▸ CONSIGNE ÉCRITE 1
Restituez sous forme de liste JSON de chaînes, une chaîne par ligne et sans les lignes vides, les lignes de la liste : commencez à sa première ligne et arrêtez-vous après celle qui contient « y-tick-label: 债券型 <box>98 189 149 208</box> ».

▸ SOURCE
+---+
Toutes deux tentent alors d’argumenter, en remettant au premier plan la situation, l’expérience menée par le père du Prince : « ADINE. – Mais si ce n’est pas moi, où est-elle ? Je suis pourtant l’admiration des trois autres personnes qui habitent dans le monde. », « ÉGLÉ. – Je ne connais pas vos personnes, mais je sais qu’il y en a trois que je ravis et qui me traitent de merveille. » De ce fait, leur prétention ridicule fait sourire, mais cela leur offre une excuse.
En revanche, leur narcissisme est seul à soutenir l’argument suivant, celui d’Adine étant accentué par la répétition hyperbolique de l’adjectif et du pronom de la première personne et le choix du verbe : « Et moi je sais que je suis si belle, si belle, que je me charme moi-même toutes les fois que je me regarde ; voyez ce que c’est. » On peut imaginer le jeu de scène, Adine tournant vers elle le visage d’Églé, tandis qu’elle-même se met au centre en jouant sans doute avec le miroir : « Que me contez-vous là ? Je ne me considère jamais que je ne sois enchantée, moi qui vous parle. »
L’explosion du conflit (de la ligne 39 à la fin)
L'accusation
À ce stade de la conversation, le conflit se développe par la négation de l’autre, lancée par le jugement péjoratif d’Adine : « Enchantée ! Il est vrai que vous êtes passable, et même assez gentille ; je vous rends justice, je ne suis pas comme vous ». L’aparté d’Églé, « Je la battrais de bon cœur avec sa justice », révèle à quel point un tel mépris la touche. Consciente de cette blessure infligée, Adine poursuit dans sa critique : « Mais de croire que vous pouvez entrer en dispute avec moi, c’est se moquer ; il n’y a qu’à voir. » La stichomythie, avec les verbes qui se font écho, intensifie la querelle : « Mais c’est aussi en voyant, que je vous trouve assez laide », riposte Églé, puis Adine invoque la jalousie, « Bon ! c’est que vous me portez envie, et que vous vous empêchez de me trouver belle », dont se défend Églé par la négation restrictive : « Il n’y a que votre visage qui m’en empêche. »
+---+
Entrées de données:
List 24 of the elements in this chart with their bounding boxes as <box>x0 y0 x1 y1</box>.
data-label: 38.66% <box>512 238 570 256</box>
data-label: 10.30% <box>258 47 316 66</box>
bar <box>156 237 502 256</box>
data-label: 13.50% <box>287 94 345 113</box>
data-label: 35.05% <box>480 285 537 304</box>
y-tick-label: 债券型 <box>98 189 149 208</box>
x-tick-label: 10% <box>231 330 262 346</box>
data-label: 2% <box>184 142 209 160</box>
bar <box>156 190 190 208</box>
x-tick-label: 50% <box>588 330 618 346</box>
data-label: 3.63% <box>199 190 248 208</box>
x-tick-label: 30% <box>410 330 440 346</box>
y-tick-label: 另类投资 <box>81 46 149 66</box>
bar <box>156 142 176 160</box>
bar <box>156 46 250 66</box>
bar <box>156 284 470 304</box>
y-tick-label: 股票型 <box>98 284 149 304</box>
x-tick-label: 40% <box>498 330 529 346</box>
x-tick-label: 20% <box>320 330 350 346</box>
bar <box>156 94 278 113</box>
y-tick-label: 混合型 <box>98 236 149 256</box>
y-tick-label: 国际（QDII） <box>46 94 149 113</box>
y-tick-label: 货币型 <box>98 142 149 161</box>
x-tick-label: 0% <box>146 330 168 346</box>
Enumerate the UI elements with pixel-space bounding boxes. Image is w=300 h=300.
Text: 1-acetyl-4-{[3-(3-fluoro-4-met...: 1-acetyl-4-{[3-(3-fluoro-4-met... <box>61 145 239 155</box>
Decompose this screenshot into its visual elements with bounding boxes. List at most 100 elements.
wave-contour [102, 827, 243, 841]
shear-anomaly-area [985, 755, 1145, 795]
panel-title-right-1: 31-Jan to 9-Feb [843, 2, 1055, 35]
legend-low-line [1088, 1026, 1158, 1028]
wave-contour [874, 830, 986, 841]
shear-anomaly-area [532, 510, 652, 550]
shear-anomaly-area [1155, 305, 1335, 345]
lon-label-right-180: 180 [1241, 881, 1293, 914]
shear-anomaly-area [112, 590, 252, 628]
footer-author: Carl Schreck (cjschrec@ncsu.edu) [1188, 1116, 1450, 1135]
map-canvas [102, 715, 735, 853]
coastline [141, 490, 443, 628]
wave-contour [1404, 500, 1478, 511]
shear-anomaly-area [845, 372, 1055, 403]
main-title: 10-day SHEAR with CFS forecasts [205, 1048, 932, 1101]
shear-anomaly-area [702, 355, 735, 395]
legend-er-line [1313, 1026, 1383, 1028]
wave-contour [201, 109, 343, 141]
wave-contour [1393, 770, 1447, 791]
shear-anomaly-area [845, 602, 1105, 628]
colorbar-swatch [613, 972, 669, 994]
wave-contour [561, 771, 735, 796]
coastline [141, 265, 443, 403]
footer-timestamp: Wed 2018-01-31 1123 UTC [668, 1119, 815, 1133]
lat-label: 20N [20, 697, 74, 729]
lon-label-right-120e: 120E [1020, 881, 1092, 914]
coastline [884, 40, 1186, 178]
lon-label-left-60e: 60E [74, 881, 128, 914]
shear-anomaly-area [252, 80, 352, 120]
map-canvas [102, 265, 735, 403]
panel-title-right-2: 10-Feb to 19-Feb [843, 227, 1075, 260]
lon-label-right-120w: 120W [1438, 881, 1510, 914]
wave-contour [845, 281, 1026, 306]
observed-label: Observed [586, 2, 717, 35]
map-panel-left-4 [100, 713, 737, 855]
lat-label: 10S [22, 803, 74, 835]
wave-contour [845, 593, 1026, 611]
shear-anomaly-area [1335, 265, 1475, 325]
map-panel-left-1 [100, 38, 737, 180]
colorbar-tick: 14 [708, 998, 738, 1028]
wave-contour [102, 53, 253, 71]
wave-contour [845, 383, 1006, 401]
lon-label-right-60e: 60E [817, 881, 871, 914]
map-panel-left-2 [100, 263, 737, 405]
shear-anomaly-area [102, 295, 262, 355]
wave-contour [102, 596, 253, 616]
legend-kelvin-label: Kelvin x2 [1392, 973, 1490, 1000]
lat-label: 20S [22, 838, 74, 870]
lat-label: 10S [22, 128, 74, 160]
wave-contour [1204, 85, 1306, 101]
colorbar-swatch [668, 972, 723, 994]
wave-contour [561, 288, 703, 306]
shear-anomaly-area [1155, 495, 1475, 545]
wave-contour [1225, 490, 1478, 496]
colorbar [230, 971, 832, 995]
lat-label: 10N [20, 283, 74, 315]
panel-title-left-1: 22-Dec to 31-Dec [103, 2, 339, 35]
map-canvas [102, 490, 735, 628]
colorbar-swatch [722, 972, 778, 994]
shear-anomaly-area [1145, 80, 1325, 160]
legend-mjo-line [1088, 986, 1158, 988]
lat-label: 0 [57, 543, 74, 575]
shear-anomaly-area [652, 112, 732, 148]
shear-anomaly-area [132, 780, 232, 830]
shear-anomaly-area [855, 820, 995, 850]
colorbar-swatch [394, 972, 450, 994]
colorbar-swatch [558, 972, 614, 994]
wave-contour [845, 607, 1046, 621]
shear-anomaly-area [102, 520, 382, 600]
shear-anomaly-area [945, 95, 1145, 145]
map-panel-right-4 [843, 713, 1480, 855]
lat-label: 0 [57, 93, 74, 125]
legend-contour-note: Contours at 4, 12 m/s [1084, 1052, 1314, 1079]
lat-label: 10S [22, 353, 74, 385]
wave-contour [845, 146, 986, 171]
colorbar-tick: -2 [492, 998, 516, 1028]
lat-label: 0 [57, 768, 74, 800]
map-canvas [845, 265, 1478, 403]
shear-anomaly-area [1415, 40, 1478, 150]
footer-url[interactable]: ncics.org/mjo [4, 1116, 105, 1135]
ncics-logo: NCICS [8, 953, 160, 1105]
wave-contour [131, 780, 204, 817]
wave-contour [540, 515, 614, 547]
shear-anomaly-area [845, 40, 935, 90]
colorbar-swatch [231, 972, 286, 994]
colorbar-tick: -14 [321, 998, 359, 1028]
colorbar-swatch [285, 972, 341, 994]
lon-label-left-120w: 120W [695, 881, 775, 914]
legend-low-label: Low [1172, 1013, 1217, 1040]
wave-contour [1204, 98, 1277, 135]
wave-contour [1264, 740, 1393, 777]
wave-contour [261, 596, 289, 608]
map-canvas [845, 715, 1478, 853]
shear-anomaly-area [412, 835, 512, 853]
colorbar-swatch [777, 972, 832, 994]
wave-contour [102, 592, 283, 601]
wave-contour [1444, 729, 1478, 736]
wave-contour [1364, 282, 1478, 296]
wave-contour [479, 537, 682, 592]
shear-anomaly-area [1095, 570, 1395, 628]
+---+
▸ CONSIGNE ÉCRITE 2
Répondez à ces questions d'après la source :
(a) Qui a mené l'expérience que les deux personnages remettent au premier plan ?
(b) Quelles lignes la partie « L’explosion du conflit » couvre-t-elle ?
(c) Par quel procédé Églé se défend-elle quand Adine invoque la jalousie ?

▸ RÉPONSE ÉCRITE 1
[
  "List 24 of the elements in this chart with their bounding boxes as <box>x0 y0 x1 y1</box>.",
  "data-label: 38.66% <box>512 238 570 256</box>",
  "data-label: 10.30% <box>258 47 316 66</box>",
  "bar <box>156 237 502 256</box>",
  "data-label: 13.50% <box>287 94 345 113</box>",
  "data-label: 35.05% <box>480 285 537 304</box>",
  "y-tick-label: 债券型 <box>98 189 149 208</box>"
]

▸ RÉPONSE ÉCRITE 2
(a) Le père du Prince.
(b) De la ligne 39 à la fin.
(c) Par la négation restrictive.